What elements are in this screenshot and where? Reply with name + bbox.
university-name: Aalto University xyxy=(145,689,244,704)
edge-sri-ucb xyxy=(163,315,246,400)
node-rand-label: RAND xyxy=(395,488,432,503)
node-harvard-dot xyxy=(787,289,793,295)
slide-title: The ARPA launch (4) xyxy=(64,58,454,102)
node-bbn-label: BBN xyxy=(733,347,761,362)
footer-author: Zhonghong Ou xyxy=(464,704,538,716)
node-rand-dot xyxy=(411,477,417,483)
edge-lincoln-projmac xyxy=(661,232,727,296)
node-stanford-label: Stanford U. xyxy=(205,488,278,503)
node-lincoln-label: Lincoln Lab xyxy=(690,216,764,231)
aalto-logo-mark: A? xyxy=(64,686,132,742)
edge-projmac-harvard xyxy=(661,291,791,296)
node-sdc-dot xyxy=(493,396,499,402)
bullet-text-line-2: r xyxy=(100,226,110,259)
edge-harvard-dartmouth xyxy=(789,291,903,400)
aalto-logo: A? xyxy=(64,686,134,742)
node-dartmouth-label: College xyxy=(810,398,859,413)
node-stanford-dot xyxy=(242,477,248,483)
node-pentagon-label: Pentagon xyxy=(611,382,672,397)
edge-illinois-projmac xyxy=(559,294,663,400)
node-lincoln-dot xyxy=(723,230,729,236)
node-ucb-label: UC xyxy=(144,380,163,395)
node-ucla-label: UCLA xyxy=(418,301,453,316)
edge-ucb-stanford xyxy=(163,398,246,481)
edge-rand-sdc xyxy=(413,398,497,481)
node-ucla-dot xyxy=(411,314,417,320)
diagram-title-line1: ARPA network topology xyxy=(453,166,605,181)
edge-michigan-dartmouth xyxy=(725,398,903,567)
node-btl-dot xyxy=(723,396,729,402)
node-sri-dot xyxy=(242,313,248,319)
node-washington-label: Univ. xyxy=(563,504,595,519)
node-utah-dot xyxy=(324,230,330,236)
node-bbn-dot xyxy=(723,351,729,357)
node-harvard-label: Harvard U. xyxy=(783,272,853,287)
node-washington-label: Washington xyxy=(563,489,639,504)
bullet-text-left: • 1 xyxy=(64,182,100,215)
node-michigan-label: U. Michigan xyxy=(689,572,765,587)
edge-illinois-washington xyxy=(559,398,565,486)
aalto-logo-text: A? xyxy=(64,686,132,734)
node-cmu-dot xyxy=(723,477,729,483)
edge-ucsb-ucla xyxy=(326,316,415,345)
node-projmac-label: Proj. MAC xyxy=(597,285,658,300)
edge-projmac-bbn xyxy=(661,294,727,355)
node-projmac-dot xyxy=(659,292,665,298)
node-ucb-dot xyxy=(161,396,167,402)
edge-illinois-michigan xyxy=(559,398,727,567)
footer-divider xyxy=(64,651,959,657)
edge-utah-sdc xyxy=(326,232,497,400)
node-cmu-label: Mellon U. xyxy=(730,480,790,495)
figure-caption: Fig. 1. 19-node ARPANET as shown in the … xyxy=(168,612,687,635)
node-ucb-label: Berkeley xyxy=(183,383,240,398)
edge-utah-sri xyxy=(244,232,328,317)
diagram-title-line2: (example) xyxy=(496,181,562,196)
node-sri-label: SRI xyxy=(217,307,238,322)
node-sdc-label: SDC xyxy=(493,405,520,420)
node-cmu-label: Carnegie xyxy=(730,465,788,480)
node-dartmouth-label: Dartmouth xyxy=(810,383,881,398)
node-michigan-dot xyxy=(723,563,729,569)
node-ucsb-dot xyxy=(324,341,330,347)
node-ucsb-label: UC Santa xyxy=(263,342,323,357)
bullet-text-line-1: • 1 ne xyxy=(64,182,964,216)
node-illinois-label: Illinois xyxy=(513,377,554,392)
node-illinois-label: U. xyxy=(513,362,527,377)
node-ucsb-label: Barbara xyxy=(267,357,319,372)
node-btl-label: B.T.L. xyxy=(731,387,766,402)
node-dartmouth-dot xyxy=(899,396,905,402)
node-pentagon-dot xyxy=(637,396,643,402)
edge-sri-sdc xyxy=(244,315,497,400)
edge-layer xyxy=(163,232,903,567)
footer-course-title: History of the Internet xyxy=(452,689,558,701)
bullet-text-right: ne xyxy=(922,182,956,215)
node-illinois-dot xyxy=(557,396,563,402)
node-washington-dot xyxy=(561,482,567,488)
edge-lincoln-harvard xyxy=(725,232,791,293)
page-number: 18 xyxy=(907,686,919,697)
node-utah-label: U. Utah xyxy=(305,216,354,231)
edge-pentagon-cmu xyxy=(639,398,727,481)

> **Job**
Write out all of the data again with "Lincoln Lab" swapped for "Lincoln Laboratory", leaving everything else the same.

> **Exercise solution**
What elements are in this screenshot and where? Reply with name + bbox.
university-name: Aalto University xyxy=(145,689,244,704)
edge-sri-ucb xyxy=(163,315,246,400)
node-rand-label: RAND xyxy=(395,488,432,503)
node-harvard-dot xyxy=(787,289,793,295)
slide-title: The ARPA launch (4) xyxy=(64,58,454,102)
node-bbn-label: BBN xyxy=(733,347,761,362)
footer-author: Zhonghong Ou xyxy=(464,704,538,716)
node-rand-dot xyxy=(411,477,417,483)
edge-lincoln-projmac xyxy=(661,232,727,296)
node-stanford-label: Stanford U. xyxy=(205,488,278,503)
node-lincoln-label: Lincoln Laboratory xyxy=(690,216,764,231)
aalto-logo-mark: A? xyxy=(64,686,132,742)
edge-projmac-harvard xyxy=(661,291,791,296)
node-sdc-dot xyxy=(493,396,499,402)
bullet-text-line-2: r xyxy=(100,226,110,259)
edge-harvard-dartmouth xyxy=(789,291,903,400)
aalto-logo: A? xyxy=(64,686,134,742)
node-dartmouth-label: College xyxy=(810,398,859,413)
node-stanford-dot xyxy=(242,477,248,483)
node-pentagon-label: Pentagon xyxy=(611,382,672,397)
edge-illinois-projmac xyxy=(559,294,663,400)
node-lincoln-dot xyxy=(723,230,729,236)
node-ucb-label: UC xyxy=(144,380,163,395)
node-ucla-label: UCLA xyxy=(418,301,453,316)
edge-ucb-stanford xyxy=(163,398,246,481)
edge-rand-sdc xyxy=(413,398,497,481)
node-ucla-dot xyxy=(411,314,417,320)
diagram-title-line1: ARPA network topology xyxy=(453,166,605,181)
edge-michigan-dartmouth xyxy=(725,398,903,567)
node-btl-dot xyxy=(723,396,729,402)
node-sri-dot xyxy=(242,313,248,319)
node-washington-label: Univ. xyxy=(563,504,595,519)
node-utah-dot xyxy=(324,230,330,236)
node-bbn-dot xyxy=(723,351,729,357)
node-harvard-label: Harvard U. xyxy=(783,272,853,287)
node-washington-label: Washington xyxy=(563,489,639,504)
bullet-text-left: • 1 xyxy=(64,182,100,215)
node-michigan-label: U. Michigan xyxy=(689,572,765,587)
edge-illinois-washington xyxy=(559,398,565,486)
aalto-logo-text: A? xyxy=(64,686,132,734)
node-cmu-dot xyxy=(723,477,729,483)
edge-ucsb-ucla xyxy=(326,316,415,345)
node-projmac-label: Proj. MAC xyxy=(597,285,658,300)
edge-projmac-bbn xyxy=(661,294,727,355)
node-projmac-dot xyxy=(659,292,665,298)
node-ucb-dot xyxy=(161,396,167,402)
edge-illinois-michigan xyxy=(559,398,727,567)
footer-divider xyxy=(64,651,959,657)
edge-utah-sdc xyxy=(326,232,497,400)
node-cmu-label: Mellon U. xyxy=(730,480,790,495)
figure-caption: Fig. 1. 19-node ARPANET as shown in the … xyxy=(168,612,687,635)
node-ucb-label: Berkeley xyxy=(183,383,240,398)
edge-utah-sri xyxy=(244,232,328,317)
diagram-title-line2: (example) xyxy=(496,181,562,196)
node-sri-label: SRI xyxy=(217,307,238,322)
node-sdc-label: SDC xyxy=(493,405,520,420)
node-cmu-label: Carnegie xyxy=(730,465,788,480)
node-dartmouth-label: Dartmouth xyxy=(810,383,881,398)
node-michigan-dot xyxy=(723,563,729,569)
node-ucsb-dot xyxy=(324,341,330,347)
node-ucsb-label: UC Santa xyxy=(263,342,323,357)
bullet-text-line-1: • 1 ne xyxy=(64,182,964,216)
node-illinois-label: Illinois xyxy=(513,377,554,392)
node-illinois-label: U. xyxy=(513,362,527,377)
node-ucsb-label: Barbara xyxy=(267,357,319,372)
node-btl-label: B.T.L. xyxy=(731,387,766,402)
node-dartmouth-dot xyxy=(899,396,905,402)
node-pentagon-dot xyxy=(637,396,643,402)
edge-sri-sdc xyxy=(244,315,497,400)
edge-layer xyxy=(163,232,903,567)
footer-course-title: History of the Internet xyxy=(452,689,558,701)
bullet-text-right: ne xyxy=(922,182,956,215)
node-illinois-dot xyxy=(557,396,563,402)
node-washington-dot xyxy=(561,482,567,488)
edge-lincoln-harvard xyxy=(725,232,791,293)
page-number: 18 xyxy=(907,686,919,697)
node-utah-label: U. Utah xyxy=(305,216,354,231)
edge-pentagon-cmu xyxy=(639,398,727,481)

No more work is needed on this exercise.